- _Tugas_:
Ubah paragraf dalam artikel tentang UU ASN di bawah yang dimulai dengan "Pengesahan UU Aparatur Sipil Negara" menjadi daftar poin singkat. Fakta utamanya harus tetap ada.

- _Teks Bacaan_:

^^^^^^^^^^^^^^^^

4 Poin dalam UU ASN yang Disahkan DPR, Atur Kenaikan dan Pemberhentian

ANTARA FOTO/Reno Esnir/Spt.
Pegawai honorer se-Provinsi Banten dan Forum non-ASN Provinsi Jawa Tengah (Fornas) menggelar aksi unjuk rasa di depan Gedung DPR, Jakarta, Senin (7/8/2023).
4/10/2023, 07.32 WIB

Sidang paripurna Dewan Perwakilan Rakyat yang berlangsung Selasa (3/10) mengesahkan Rancangan Undang-Undang (RUU) tentang Perubahan Undang-Undang Nomor 5 Tahun 2014 tentang Aparatur Sipil Negara (ASN) menjadi undang-undang. Ketua Komisi II Ahmad Doli Kurnia Tanjung menyebut, hal ini perlu dilakukan demi terwujudnya pelayanan publik yang lebih baik dan mensejahterakan masyarakat. 

Pengesahan UU Aparatur Sipil Negara disahkan dengan suara bulat. Meski begitu terdapat sejumlah catatan dari Fraksi Partai Keadilan Sejahtera. Dalam catatannya PKS meminta pemerintah untuk mempertimbangkan pengangkatan tenaga honorer menjadi ASN yang telah mengabdi lebih dari 10 tahun. Pengangkatan itu dilakukan berdasarkan mekanisme CPNS maupun PPPK dengan kriteria rekrutmen atau seleksi jalur tertentu.

Fraksi PKS juga menyatakan dukungan terhadap sistem kerja PPPK paruh waktu dengan syarat bahwa hak penghargaan dan kesejahteraan bagi pekerja PPPK paruh waktu tak berbeda dengan PNS dan PPPK penuh waktu. Selain itu, hal tersebut juga harus disesuaikan dengan tugas pokok dan fungsi yang mereka emban. 

Dalam penjelasannya Ahmad Doli menuturkan pembahasan UU ASN yang baru disahkan ini butuh waktu yang sangat panjang yaitu kurang lebih dua tahun sembilan bulan. Ia berharap UU ASN dapat menjawab tantangan ASN ke depan agar terciptanya birokrasi yang profesional dan berkelas dunia, indeks persepsi korupsi yang semakin baik, hingga indeks efektivitas pemerintahan yang semakin baik.  

”Hal ini dilakukan demi terwujudnya pelayanan publik yang lebih baik dan masyarakat yang makin sejahtera,” tutur Doli usai pengesahan UU ASN. 

Menteri Pendayagunaan Aparatur Negara dan Reformasi Birokrasi (PANRB) Abdullah Azwar Anas menyampaikan, isu krusial dalam RUU ini adalah tersedianya payung hukum untuk penataan tenaga non-ASN (honorer). Ia menyebut saat ini jumlah tenaga honorer sudah mencapai 2,3 juta orang yang mayoritas berada di instansi daerah.

^^^^^^^^^^^^^^^^

- _Bahan yang Diambil_:
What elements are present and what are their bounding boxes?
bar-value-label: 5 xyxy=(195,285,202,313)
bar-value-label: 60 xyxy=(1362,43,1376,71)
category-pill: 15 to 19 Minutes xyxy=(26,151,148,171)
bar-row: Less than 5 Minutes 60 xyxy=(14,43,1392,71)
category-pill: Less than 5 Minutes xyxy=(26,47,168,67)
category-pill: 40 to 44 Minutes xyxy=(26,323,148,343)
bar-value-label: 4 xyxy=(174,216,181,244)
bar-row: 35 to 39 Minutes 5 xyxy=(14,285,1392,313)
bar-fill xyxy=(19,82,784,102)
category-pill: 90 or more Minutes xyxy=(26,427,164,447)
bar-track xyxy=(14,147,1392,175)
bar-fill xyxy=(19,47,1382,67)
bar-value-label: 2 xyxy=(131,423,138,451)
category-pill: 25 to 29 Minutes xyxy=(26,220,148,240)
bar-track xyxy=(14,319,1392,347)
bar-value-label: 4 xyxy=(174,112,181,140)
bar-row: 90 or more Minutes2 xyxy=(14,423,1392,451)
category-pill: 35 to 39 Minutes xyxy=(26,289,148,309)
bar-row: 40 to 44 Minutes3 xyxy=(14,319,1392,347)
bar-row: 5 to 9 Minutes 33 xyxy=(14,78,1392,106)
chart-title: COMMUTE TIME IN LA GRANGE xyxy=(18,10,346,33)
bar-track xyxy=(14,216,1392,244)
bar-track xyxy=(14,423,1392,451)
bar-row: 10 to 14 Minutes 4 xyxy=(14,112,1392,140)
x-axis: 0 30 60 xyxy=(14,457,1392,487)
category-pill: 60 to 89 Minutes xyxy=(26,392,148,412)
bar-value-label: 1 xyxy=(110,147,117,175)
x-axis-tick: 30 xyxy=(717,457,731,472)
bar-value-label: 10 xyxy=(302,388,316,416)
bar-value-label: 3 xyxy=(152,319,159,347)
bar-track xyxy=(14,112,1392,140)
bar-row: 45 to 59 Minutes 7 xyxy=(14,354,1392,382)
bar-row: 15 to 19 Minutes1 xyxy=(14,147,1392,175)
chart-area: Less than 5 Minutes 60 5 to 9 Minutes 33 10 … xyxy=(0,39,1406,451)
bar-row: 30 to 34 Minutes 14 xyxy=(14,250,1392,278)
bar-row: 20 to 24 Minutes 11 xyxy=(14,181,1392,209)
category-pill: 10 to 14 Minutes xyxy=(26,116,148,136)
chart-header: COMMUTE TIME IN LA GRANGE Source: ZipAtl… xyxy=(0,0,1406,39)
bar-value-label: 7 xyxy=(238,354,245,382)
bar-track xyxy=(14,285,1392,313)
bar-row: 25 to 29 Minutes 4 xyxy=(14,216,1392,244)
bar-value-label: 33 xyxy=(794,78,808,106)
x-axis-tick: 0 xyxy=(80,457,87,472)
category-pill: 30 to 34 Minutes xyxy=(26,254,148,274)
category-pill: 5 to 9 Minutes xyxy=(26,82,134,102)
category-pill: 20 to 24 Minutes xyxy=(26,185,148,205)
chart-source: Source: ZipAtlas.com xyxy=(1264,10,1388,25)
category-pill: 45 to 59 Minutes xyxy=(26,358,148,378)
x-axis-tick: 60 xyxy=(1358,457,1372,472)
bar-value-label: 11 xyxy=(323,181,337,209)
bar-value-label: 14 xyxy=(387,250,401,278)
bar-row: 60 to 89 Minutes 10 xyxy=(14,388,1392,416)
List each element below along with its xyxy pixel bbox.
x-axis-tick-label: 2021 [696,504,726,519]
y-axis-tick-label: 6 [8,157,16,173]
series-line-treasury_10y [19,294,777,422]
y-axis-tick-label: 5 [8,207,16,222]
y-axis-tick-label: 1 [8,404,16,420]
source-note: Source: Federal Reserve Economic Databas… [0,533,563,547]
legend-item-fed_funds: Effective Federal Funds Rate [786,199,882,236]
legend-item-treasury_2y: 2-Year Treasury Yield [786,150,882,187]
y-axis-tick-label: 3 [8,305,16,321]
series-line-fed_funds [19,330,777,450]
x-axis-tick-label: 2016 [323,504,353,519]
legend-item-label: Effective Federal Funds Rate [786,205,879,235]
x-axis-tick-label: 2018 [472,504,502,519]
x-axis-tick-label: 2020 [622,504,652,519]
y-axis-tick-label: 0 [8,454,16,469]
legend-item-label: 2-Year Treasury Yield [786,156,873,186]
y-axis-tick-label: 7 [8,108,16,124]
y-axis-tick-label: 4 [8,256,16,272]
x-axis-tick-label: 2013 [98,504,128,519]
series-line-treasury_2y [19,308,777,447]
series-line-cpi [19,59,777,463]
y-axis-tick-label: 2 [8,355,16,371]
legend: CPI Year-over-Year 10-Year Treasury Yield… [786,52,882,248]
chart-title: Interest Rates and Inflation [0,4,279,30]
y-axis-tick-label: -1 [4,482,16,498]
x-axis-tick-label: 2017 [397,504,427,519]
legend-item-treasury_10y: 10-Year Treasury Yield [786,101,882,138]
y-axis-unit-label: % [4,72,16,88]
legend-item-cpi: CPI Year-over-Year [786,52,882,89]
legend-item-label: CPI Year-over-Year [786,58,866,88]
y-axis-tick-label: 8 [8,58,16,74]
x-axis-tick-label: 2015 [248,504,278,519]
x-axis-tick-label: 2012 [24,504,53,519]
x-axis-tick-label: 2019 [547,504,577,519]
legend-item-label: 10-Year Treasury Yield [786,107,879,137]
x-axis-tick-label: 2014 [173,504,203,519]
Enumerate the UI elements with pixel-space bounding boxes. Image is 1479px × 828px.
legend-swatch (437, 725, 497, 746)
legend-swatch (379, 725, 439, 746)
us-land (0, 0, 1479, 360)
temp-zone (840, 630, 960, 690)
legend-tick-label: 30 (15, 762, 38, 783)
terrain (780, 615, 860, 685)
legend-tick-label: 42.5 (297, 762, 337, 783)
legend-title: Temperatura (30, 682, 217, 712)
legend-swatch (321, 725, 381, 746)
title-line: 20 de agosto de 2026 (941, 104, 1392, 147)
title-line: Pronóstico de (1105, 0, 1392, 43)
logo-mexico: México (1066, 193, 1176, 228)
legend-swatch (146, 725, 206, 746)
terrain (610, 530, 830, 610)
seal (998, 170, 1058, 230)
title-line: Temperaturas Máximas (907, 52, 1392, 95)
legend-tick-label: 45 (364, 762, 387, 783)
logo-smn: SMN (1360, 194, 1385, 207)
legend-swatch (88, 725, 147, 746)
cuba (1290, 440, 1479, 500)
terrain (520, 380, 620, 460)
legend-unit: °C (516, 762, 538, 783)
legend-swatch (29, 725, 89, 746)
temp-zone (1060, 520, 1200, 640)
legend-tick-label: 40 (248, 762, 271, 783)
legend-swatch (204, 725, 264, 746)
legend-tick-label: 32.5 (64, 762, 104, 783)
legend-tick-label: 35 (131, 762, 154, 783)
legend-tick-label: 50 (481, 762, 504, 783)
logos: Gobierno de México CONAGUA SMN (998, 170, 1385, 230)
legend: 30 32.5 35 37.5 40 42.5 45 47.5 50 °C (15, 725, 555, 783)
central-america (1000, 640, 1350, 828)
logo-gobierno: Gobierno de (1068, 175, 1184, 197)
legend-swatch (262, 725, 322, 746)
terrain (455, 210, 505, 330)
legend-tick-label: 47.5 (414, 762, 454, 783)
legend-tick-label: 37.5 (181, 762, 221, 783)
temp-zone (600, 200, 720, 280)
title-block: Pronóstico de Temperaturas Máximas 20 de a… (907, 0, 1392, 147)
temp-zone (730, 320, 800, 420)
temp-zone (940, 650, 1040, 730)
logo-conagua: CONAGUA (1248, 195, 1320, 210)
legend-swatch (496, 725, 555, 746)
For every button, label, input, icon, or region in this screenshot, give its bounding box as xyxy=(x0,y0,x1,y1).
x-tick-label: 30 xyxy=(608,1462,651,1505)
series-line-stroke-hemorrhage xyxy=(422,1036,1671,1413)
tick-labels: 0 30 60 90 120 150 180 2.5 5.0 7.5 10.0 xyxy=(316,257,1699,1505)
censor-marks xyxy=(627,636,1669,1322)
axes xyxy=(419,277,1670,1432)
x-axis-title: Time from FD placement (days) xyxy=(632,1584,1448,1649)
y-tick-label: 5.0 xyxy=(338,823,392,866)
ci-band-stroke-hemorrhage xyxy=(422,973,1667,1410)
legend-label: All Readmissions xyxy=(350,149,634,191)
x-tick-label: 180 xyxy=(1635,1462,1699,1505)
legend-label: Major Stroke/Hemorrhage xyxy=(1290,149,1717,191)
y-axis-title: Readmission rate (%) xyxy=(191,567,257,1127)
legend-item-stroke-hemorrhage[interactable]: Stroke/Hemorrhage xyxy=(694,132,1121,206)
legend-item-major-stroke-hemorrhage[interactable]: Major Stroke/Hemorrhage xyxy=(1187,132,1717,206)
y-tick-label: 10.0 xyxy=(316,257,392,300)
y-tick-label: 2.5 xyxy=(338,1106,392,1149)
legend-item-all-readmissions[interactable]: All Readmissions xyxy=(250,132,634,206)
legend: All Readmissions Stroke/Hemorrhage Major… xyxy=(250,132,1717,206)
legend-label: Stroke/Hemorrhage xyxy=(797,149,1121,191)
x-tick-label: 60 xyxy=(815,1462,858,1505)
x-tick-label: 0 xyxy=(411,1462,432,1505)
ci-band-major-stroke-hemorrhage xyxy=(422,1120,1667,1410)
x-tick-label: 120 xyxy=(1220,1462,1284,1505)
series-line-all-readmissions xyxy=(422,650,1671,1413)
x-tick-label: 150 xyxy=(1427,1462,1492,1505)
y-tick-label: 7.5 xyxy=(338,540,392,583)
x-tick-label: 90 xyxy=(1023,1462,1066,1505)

^^^^^^^^^^^^^^^^

- _Jawaban_:
- UU ASN disahkan dengan suara bulat.
- Fraksi PKS memberikan sejumlah catatan.
- PKS meminta pemerintah mempertimbangkan pengangkatan tenaga honorer yang sudah mengabdi lebih dari 10 tahun menjadi ASN.
- Pengangkatan itu dilakukan lewat mekanisme CPNS maupun PPPK, dengan kriteria rekrutmen atau seleksi jalur tertentu.